§ What you will do:
Copy every line that contains the string "label" from the entries below.

== Entries provided ==

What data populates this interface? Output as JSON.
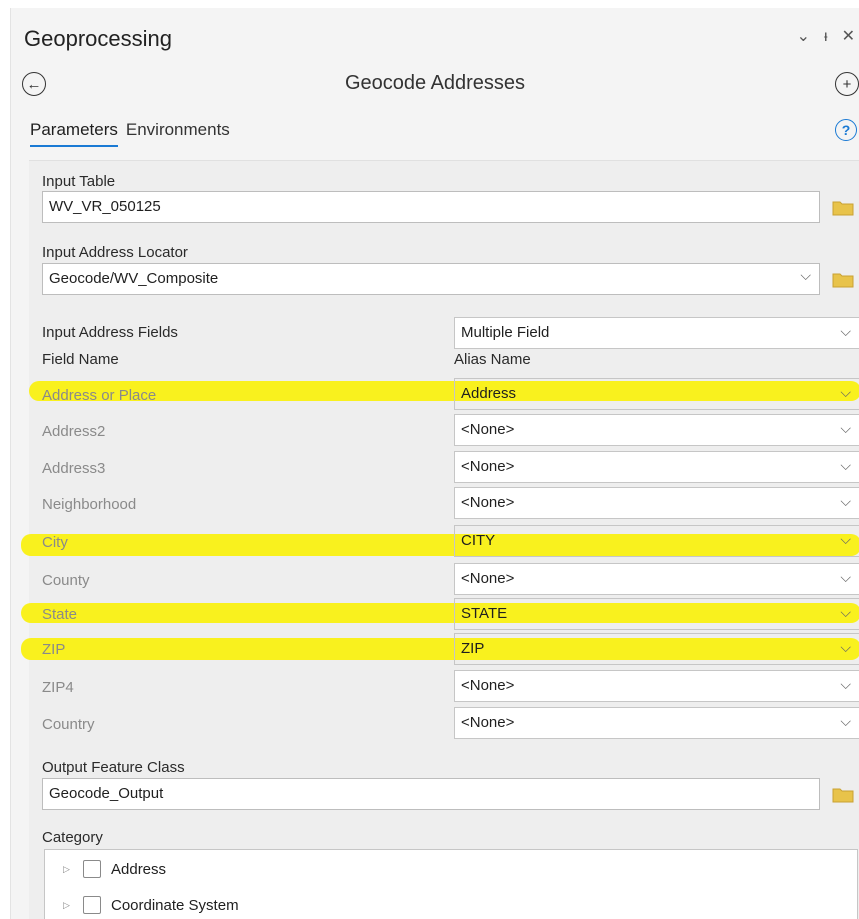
{
  "pane": {
    "title": "Geoprocessing",
    "controls": {
      "menu": "⌄",
      "pin": "ᵻ",
      "close": "✕"
    }
  },
  "tool": {
    "title": "Geocode Addresses",
    "back_icon": "arrow-left-circle-icon",
    "add_icon": "plus-circle-icon"
  },
  "tabs": [
    {
      "label": "Parameters",
      "active": true
    },
    {
      "label": "Environments",
      "active": false
    }
  ],
  "help_glyph": "?",
  "params": {
    "input_table": {
      "label": "Input Table",
      "value": "WV_VR_050125"
    },
    "locator": {
      "label": "Input Address Locator",
      "value": "Geocode/WV_Composite"
    },
    "address_fields": {
      "label": "Input Address Fields",
      "value": "Multiple Field"
    },
    "field_name_header": "Field Name",
    "alias_name_header": "Alias Name",
    "rows": [
      {
        "field": "Address or Place",
        "alias": "Address",
        "highlighted": true
      },
      {
        "field": "Address2",
        "alias": "<None>",
        "highlighted": false
      },
      {
        "field": "Address3",
        "alias": "<None>",
        "highlighted": false
      },
      {
        "field": "Neighborhood",
        "alias": "<None>",
        "highlighted": false
      },
      {
        "field": "City",
        "alias": "CITY",
        "highlighted": true
      },
      {
        "field": "County",
        "alias": "<None>",
        "highlighted": false
      },
      {
        "field": "State",
        "alias": "STATE",
        "highlighted": true
      },
      {
        "field": "ZIP",
        "alias": "ZIP",
        "highlighted": true
      },
      {
        "field": "ZIP4",
        "alias": "<None>",
        "highlighted": false
      },
      {
        "field": "Country",
        "alias": "<None>",
        "highlighted": false
      }
    ],
    "output": {
      "label": "Output Feature Class",
      "value": "Geocode_Output"
    },
    "category": {
      "label": "Category",
      "items": [
        {
          "label": "Address"
        },
        {
          "label": "Coordinate System"
        }
      ]
    }
  },
  "colors": {
    "accent": "#1a7ad4",
    "highlight": "#f9f107",
    "folder": "#e8c34a"
  }
}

===

§ Response:
      "label": "Parameters",
      "label": "Environments",
      "label": "Input Table",
      "label": "Input Address Locator",
      "label": "Input Address Fields",
      "label": "Output Feature Class",
      "label": "Category",
          "label": "Address"
          "label": "Coordinate System"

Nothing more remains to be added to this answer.